### Required work
From the listing below, extract every line containing "Daily".

### Records for this task

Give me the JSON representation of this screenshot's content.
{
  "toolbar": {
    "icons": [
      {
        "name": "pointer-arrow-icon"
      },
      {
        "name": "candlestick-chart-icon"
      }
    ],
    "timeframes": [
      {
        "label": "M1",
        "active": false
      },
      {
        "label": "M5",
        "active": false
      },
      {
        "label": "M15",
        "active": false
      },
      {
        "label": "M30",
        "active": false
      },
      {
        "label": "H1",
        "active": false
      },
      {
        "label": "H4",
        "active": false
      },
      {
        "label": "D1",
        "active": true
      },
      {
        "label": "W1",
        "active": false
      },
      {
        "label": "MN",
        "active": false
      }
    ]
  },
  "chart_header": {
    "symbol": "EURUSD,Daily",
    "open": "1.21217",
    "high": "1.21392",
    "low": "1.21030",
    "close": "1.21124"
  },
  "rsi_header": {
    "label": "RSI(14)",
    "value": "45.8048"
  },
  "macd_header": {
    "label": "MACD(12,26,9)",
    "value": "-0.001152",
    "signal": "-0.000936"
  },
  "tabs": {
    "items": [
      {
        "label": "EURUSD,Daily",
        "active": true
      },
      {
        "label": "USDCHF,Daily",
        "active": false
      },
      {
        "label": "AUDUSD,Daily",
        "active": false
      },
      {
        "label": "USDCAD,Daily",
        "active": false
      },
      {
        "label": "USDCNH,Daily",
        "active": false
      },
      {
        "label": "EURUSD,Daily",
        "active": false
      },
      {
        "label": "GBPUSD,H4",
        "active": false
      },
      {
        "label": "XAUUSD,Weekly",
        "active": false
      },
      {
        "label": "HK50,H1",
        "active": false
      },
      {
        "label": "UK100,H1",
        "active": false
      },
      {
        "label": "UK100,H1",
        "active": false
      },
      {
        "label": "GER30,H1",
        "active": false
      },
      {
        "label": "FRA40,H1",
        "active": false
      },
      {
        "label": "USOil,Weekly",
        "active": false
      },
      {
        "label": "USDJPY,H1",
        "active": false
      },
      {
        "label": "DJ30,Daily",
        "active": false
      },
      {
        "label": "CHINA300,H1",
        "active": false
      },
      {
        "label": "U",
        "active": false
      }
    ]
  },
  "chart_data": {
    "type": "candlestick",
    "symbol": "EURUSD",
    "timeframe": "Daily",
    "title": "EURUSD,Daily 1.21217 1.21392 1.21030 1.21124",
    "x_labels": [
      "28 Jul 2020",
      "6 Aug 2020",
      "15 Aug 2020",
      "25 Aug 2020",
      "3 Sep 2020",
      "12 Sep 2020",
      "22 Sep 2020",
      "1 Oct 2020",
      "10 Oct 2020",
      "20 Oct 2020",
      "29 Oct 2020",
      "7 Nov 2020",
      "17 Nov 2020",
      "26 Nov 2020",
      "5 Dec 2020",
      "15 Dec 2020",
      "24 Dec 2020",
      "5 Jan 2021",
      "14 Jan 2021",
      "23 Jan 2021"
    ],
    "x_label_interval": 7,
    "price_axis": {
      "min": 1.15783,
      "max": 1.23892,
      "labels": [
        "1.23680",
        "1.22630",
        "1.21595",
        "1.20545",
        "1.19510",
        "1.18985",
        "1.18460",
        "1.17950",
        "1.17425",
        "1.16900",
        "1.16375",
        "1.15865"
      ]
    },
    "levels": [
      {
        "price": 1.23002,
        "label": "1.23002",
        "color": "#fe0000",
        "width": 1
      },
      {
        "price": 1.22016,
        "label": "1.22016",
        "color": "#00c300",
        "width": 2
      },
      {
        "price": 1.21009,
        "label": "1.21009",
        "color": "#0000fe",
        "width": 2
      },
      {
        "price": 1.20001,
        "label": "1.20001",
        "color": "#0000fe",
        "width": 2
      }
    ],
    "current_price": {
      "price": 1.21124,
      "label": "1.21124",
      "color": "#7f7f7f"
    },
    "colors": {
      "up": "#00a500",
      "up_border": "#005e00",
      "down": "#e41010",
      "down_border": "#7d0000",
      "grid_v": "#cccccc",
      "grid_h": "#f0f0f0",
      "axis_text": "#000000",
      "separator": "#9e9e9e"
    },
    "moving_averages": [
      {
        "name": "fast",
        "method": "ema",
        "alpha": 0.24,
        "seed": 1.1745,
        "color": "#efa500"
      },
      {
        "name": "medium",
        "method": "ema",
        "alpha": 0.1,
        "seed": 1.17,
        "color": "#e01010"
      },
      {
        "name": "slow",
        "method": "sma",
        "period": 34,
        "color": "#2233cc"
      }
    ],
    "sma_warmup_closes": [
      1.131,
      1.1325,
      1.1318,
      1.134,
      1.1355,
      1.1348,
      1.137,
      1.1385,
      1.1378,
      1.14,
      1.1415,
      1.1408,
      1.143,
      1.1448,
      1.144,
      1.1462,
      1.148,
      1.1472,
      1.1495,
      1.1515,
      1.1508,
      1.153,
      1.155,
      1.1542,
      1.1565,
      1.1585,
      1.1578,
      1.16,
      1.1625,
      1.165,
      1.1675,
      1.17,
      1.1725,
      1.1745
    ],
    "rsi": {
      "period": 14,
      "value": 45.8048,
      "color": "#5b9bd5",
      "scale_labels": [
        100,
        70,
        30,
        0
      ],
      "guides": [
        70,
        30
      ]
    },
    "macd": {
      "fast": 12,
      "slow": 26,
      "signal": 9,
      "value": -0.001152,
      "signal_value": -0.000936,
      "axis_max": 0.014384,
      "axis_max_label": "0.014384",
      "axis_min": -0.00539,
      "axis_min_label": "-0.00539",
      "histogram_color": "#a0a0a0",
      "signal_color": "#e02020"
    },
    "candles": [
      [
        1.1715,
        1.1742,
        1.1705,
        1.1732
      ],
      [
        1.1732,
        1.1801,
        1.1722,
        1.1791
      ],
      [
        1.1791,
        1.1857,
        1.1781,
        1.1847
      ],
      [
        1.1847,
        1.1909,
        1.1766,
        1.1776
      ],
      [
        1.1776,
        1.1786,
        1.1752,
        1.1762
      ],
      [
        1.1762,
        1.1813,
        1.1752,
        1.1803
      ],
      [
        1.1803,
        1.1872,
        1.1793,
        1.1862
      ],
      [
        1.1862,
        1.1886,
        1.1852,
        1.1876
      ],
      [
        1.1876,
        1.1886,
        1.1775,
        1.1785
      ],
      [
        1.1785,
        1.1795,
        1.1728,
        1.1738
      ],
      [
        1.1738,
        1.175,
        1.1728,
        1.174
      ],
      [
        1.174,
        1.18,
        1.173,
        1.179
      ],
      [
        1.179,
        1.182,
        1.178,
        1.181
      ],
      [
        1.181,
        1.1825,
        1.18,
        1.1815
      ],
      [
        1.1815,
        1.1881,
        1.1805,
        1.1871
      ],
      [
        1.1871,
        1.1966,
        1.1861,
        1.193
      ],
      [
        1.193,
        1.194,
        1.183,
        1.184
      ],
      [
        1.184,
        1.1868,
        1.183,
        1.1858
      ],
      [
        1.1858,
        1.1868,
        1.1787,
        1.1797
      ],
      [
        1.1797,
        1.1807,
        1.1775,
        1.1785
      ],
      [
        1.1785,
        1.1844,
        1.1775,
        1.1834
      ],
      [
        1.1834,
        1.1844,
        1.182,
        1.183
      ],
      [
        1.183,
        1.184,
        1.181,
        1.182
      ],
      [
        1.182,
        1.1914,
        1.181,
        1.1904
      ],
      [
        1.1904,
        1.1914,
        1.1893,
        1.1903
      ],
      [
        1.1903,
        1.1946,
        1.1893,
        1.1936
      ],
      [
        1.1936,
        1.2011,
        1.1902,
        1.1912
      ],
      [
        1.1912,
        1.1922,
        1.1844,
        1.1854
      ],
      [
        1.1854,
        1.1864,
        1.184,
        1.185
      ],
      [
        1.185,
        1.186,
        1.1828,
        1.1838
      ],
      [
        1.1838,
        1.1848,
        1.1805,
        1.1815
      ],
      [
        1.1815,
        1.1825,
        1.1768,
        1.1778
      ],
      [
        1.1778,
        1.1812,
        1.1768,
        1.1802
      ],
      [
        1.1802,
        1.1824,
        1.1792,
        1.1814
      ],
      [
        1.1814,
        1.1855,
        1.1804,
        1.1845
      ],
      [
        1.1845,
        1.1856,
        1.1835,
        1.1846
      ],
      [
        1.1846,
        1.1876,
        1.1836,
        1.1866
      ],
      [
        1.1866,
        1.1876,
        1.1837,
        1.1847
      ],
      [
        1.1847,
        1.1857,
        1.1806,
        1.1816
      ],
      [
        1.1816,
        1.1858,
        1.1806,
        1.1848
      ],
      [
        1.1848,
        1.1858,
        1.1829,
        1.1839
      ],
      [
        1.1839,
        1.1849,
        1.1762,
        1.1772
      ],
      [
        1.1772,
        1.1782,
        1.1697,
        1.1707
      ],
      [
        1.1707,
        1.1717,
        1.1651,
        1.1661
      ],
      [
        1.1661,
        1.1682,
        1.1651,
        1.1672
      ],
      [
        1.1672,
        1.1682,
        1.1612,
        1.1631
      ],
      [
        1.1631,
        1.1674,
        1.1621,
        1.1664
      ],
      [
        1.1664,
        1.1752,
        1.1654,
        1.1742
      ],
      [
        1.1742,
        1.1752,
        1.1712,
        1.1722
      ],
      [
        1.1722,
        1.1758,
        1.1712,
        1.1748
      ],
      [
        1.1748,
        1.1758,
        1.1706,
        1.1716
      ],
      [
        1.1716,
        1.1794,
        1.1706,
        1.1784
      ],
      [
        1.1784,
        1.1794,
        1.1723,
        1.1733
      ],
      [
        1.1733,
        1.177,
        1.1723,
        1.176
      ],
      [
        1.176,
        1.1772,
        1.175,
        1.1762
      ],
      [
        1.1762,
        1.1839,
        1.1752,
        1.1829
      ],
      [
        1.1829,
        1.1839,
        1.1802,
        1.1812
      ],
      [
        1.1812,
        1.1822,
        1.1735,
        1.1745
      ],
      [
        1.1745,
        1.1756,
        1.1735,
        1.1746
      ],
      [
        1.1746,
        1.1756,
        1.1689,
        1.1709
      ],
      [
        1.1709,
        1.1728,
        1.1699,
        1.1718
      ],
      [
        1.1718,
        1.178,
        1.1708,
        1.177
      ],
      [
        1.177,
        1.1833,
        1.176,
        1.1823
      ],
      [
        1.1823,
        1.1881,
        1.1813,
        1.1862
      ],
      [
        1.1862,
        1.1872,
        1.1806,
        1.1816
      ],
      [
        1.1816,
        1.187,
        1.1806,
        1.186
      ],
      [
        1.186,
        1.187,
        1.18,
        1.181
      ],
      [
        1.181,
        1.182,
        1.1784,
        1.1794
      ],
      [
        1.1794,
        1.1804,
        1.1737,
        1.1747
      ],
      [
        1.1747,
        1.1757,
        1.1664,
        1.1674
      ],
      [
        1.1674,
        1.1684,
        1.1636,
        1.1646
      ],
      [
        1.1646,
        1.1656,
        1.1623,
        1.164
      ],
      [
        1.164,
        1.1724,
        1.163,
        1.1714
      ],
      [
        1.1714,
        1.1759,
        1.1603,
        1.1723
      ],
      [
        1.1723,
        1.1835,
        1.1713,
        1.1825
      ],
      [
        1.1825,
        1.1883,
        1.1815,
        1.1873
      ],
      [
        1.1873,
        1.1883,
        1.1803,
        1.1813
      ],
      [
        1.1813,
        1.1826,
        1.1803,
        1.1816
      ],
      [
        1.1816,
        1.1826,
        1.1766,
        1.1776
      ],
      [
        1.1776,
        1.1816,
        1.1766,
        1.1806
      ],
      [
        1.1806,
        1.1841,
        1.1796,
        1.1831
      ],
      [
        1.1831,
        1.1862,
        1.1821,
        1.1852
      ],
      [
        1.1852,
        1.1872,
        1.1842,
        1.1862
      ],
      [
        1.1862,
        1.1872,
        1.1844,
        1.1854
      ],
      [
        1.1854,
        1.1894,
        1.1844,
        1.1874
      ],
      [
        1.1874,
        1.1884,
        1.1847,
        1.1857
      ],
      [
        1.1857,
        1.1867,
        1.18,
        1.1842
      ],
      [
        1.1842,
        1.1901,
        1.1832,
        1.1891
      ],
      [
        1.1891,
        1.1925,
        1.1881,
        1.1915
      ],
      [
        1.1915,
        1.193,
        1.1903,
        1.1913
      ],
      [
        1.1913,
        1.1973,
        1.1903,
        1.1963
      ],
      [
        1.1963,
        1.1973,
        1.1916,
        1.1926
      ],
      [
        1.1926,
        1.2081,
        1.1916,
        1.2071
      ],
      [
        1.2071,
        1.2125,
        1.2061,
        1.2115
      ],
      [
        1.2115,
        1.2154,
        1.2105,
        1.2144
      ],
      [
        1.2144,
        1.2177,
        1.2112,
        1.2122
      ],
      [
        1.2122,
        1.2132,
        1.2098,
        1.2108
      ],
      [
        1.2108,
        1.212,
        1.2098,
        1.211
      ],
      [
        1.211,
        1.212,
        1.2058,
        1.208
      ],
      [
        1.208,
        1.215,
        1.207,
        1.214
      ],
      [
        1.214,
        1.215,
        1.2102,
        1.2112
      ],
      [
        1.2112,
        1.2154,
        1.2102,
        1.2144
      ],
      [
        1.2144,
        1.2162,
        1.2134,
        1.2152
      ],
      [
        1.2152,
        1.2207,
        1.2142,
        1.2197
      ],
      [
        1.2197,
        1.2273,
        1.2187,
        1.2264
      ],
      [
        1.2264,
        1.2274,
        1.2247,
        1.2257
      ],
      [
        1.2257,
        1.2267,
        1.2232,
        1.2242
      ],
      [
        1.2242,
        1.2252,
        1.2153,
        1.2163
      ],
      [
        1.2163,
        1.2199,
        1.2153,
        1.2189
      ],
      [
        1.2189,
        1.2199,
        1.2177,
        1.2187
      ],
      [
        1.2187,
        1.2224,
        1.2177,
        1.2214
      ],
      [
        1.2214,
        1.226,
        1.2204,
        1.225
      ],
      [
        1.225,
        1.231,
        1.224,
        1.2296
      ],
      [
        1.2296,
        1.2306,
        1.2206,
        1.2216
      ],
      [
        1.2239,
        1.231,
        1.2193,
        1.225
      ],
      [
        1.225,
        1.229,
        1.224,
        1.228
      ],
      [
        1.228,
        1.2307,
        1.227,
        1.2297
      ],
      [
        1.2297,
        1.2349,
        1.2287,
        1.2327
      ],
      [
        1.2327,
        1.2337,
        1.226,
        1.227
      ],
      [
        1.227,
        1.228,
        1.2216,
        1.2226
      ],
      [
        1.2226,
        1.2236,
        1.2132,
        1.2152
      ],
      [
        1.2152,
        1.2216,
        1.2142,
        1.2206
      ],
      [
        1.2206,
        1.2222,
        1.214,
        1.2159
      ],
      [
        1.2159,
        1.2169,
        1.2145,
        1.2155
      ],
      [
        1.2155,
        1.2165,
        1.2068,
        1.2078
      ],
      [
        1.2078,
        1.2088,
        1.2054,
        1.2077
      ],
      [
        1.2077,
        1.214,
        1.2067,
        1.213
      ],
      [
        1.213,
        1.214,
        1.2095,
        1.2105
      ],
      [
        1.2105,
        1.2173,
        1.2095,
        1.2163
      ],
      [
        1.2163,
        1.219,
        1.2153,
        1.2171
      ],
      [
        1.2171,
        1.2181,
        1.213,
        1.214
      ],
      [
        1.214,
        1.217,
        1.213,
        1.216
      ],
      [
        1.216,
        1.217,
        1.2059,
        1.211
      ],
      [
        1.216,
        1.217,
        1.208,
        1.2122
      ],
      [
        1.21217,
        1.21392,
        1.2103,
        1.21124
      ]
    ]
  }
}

### Finished exercise
    "symbol": "EURUSD,Daily",
        "label": "EURUSD,Daily",
        "label": "USDCHF,Daily",
        "label": "AUDUSD,Daily",
        "label": "USDCAD,Daily",
        "label": "USDCNH,Daily",
        "label": "EURUSD,Daily",
        "label": "DJ30,Daily",
    "timeframe": "Daily",
    "title": "EURUSD,Daily 1.21217 1.21392 1.21030 1.21124",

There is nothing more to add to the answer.